▶ _SOURCE MATERIAL_
>>
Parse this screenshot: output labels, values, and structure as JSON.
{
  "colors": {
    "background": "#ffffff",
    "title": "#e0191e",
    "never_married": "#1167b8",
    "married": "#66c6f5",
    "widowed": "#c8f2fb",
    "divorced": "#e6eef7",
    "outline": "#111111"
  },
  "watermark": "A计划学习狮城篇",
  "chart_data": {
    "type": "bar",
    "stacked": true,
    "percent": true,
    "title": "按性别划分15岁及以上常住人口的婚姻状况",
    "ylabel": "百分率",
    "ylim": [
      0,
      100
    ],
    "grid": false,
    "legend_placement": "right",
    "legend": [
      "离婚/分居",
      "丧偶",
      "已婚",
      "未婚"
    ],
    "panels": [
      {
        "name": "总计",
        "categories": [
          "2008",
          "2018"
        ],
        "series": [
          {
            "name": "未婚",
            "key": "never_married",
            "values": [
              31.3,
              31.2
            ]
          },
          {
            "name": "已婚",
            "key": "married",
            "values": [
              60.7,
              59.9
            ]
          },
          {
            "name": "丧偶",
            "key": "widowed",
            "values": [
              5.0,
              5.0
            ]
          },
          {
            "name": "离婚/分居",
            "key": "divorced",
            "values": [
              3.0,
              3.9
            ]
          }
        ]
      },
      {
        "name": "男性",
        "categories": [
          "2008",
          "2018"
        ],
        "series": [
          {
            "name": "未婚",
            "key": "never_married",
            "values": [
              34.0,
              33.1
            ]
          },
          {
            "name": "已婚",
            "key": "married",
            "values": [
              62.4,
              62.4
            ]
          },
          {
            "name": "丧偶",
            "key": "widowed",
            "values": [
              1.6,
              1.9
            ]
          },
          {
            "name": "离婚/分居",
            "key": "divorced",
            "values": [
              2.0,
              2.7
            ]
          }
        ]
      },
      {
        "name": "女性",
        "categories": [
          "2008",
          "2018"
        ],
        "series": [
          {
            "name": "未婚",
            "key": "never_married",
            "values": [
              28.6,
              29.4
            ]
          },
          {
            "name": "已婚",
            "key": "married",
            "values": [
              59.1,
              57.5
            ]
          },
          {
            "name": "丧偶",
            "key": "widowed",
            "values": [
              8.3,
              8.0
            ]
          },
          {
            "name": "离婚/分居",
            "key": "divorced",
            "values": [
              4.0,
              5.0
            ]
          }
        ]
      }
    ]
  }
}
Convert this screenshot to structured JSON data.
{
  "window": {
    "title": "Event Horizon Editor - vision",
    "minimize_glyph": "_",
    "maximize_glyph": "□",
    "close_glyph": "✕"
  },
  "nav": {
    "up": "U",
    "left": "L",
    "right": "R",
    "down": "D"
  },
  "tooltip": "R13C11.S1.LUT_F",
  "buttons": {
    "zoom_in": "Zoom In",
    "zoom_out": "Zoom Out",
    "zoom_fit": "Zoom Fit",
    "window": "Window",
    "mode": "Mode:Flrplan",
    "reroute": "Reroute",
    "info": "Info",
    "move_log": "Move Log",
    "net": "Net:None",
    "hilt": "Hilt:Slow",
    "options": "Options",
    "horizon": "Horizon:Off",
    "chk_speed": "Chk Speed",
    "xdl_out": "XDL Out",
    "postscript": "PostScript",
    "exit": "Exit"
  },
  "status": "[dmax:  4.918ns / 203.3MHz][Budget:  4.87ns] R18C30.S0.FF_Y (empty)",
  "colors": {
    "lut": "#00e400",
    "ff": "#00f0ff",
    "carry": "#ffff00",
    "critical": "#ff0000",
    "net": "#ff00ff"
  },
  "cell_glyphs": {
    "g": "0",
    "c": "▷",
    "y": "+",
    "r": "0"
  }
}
<<
▶ _AIM_
Return every line exactly.

▶ _RESPONSE TO THIS EXERCISE_
Parse this screenshot: output labels, values, and structure as JSON.
{
  "colors": {
    "background": "#ffffff",
    "title": "#e0191e",
    "never_married": "#1167b8",
    "married": "#66c6f5",
    "widowed": "#c8f2fb",
    "divorced": "#e6eef7",
    "outline": "#111111"
  },
  "watermark": "A计划学习狮城篇",
  "chart_data": {
    "type": "bar",
    "stacked": true,
    "percent": true,
    "title": "按性别划分15岁及以上常住人口的婚姻状况",
    "ylabel": "百分率",
    "ylim": [
      0,
      100
    ],
    "grid": false,
    "legend_placement": "right",
    "legend": [
      "离婚/分居",
      "丧偶",
      "已婚",
      "未婚"
    ],
    "panels": [
      {
        "name": "总计",
        "categories": [
          "2008",
          "2018"
        ],
        "series": [
          {
            "name": "未婚",
            "key": "never_married",
            "values": [
              31.3,
              31.2
            ]
          },
          {
            "name": "已婚",
            "key": "married",
            "values": [
              60.7,
              59.9
            ]
          },
          {
            "name": "丧偶",
            "key": "widowed",
            "values": [
              5.0,
              5.0
            ]
          },
          {
            "name": "离婚/分居",
            "key": "divorced",
            "values": [
              3.0,
              3.9
            ]
          }
        ]
      },
      {
        "name": "男性",
        "categories": [
          "2008",
          "2018"
        ],
        "series": [
          {
            "name": "未婚",
            "key": "never_married",
            "values": [
              34.0,
              33.1
            ]
          },
          {
            "name": "已婚",
            "key": "married",
            "values": [
              62.4,
              62.4
            ]
          },
          {
            "name": "丧偶",
            "key": "widowed",
            "values": [
              1.6,
              1.9
            ]
          },
          {
            "name": "离婚/分居",
            "key": "divorced",
            "values": [
              2.0,
              2.7
            ]
          }
        ]
      },
      {
        "name": "女性",
        "categories": [
          "2008",
          "2018"
        ],
        "series": [
          {
            "name": "未婚",
            "key": "never_married",
            "values": [
              28.6,
              29.4
            ]
          },
          {
            "name": "已婚",
            "key": "married",
            "values": [
              59.1,
              57.5
            ]
          },
          {
            "name": "丧偶",
            "key": "widowed",
            "values": [
              8.3,
              8.0
            ]
          },
          {
            "name": "离婚/分居",
            "key": "divorced",
            "values": [
              4.0,
              5.0
            ]
          }
        ]
      }
    ]
  }
}
Convert this screenshot to structured JSON data.
{
  "window": {
    "title": "Event Horizon Editor - vision",
    "minimize_glyph": "_",
    "maximize_glyph": "□",
    "close_glyph": "✕"
  },
  "nav": {
    "up": "U",
    "left": "L",
    "right": "R",
    "down": "D"
  },
  "tooltip": "R13C11.S1.LUT_F",
  "buttons": {
    "zoom_in": "Zoom In",
    "zoom_out": "Zoom Out",
    "zoom_fit": "Zoom Fit",
    "window": "Window",
    "mode": "Mode:Flrplan",
    "reroute": "Reroute",
    "info": "Info",
    "move_log": "Move Log",
    "net": "Net:None",
    "hilt": "Hilt:Slow",
    "options": "Options",
    "horizon": "Horizon:Off",
    "chk_speed": "Chk Speed",
    "xdl_out": "XDL Out",
    "postscript": "PostScript",
    "exit": "Exit"
  },
  "status": "[dmax:  4.918ns / 203.3MHz][Budget:  4.87ns] R18C30.S0.FF_Y (empty)",
  "colors": {
    "lut": "#00e400",
    "ff": "#00f0ff",
    "carry": "#ffff00",
    "critical": "#ff0000",
    "net": "#ff00ff"
  },
  "cell_glyphs": {
    "g": "0",
    "c": "▷",
    "y": "+",
    "r": "0"
  }
}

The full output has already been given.